[Input material]
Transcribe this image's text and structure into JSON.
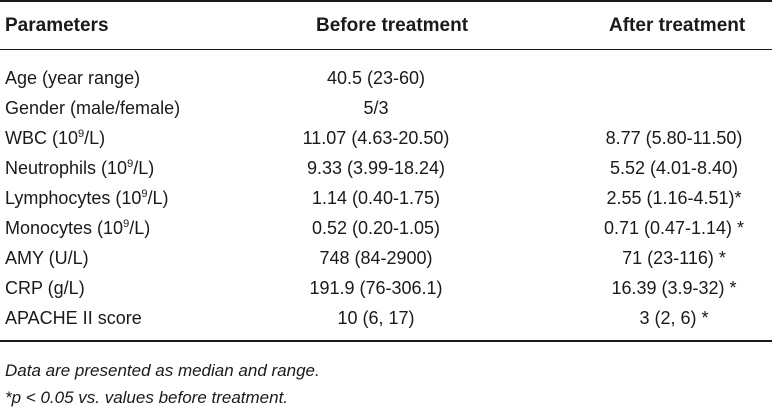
{
  "table": {
    "headers": {
      "parameters": "Parameters",
      "before": "Before treatment",
      "after": "After treatment"
    },
    "rows": [
      {
        "param": "Age (year range)",
        "unit_pre": "",
        "unit_sup": "",
        "unit_post": "",
        "before": "40.5 (23-60)",
        "after": ""
      },
      {
        "param": "Gender (male/female)",
        "unit_pre": "",
        "unit_sup": "",
        "unit_post": "",
        "before": "5/3",
        "after": ""
      },
      {
        "param": "WBC (10",
        "unit_sup": "9",
        "unit_post": "/L)",
        "before": "11.07 (4.63-20.50)",
        "after": "8.77 (5.80-11.50)"
      },
      {
        "param": "Neutrophils (10",
        "unit_sup": "9",
        "unit_post": "/L)",
        "before": "9.33 (3.99-18.24)",
        "after": "5.52 (4.01-8.40)"
      },
      {
        "param": "Lymphocytes (10",
        "unit_sup": "9",
        "unit_post": "/L)",
        "before": "1.14 (0.40-1.75)",
        "after": "2.55 (1.16-4.51)*"
      },
      {
        "param": "Monocytes (10",
        "unit_sup": "9",
        "unit_post": "/L)",
        "before": "0.52 (0.20-1.05)",
        "after": "0.71 (0.47-1.14) *"
      },
      {
        "param": "AMY (U/L)",
        "unit_sup": "",
        "unit_post": "",
        "before": "748 (84-2900)",
        "after": "71 (23-116) *"
      },
      {
        "param": "CRP (g/L)",
        "unit_sup": "",
        "unit_post": "",
        "before": "191.9 (76-306.1)",
        "after": "16.39 (3.9-32) *"
      },
      {
        "param": "APACHE II score",
        "unit_sup": "",
        "unit_post": "",
        "before": "10 (6, 17)",
        "after": "3 (2, 6) *"
      }
    ]
  },
  "notes": {
    "line1": "Data are presented as median and range.",
    "line2": "*p < 0.05 vs. values before treatment."
  }
}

[Short exercise]
Every line of the data should be copied as it stands, without the images.

[Solved problem]
Transcribe this image's text and structure into JSON.
{
  "table": {
    "headers": {
      "parameters": "Parameters",
      "before": "Before treatment",
      "after": "After treatment"
    },
    "rows": [
      {
        "param": "Age (year range)",
        "unit_pre": "",
        "unit_sup": "",
        "unit_post": "",
        "before": "40.5 (23-60)",
        "after": ""
      },
      {
        "param": "Gender (male/female)",
        "unit_pre": "",
        "unit_sup": "",
        "unit_post": "",
        "before": "5/3",
        "after": ""
      },
      {
        "param": "WBC (10",
        "unit_sup": "9",
        "unit_post": "/L)",
        "before": "11.07 (4.63-20.50)",
        "after": "8.77 (5.80-11.50)"
      },
      {
        "param": "Neutrophils (10",
        "unit_sup": "9",
        "unit_post": "/L)",
        "before": "9.33 (3.99-18.24)",
        "after": "5.52 (4.01-8.40)"
      },
      {
        "param": "Lymphocytes (10",
        "unit_sup": "9",
        "unit_post": "/L)",
        "before": "1.14 (0.40-1.75)",
        "after": "2.55 (1.16-4.51)*"
      },
      {
        "param": "Monocytes (10",
        "unit_sup": "9",
        "unit_post": "/L)",
        "before": "0.52 (0.20-1.05)",
        "after": "0.71 (0.47-1.14) *"
      },
      {
        "param": "AMY (U/L)",
        "unit_sup": "",
        "unit_post": "",
        "before": "748 (84-2900)",
        "after": "71 (23-116) *"
      },
      {
        "param": "CRP (g/L)",
        "unit_sup": "",
        "unit_post": "",
        "before": "191.9 (76-306.1)",
        "after": "16.39 (3.9-32) *"
      },
      {
        "param": "APACHE II score",
        "unit_sup": "",
        "unit_post": "",
        "before": "10 (6, 17)",
        "after": "3 (2, 6) *"
      }
    ]
  },
  "notes": {
    "line1": "Data are presented as median and range.",
    "line2": "*p < 0.05 vs. values before treatment."
  }
}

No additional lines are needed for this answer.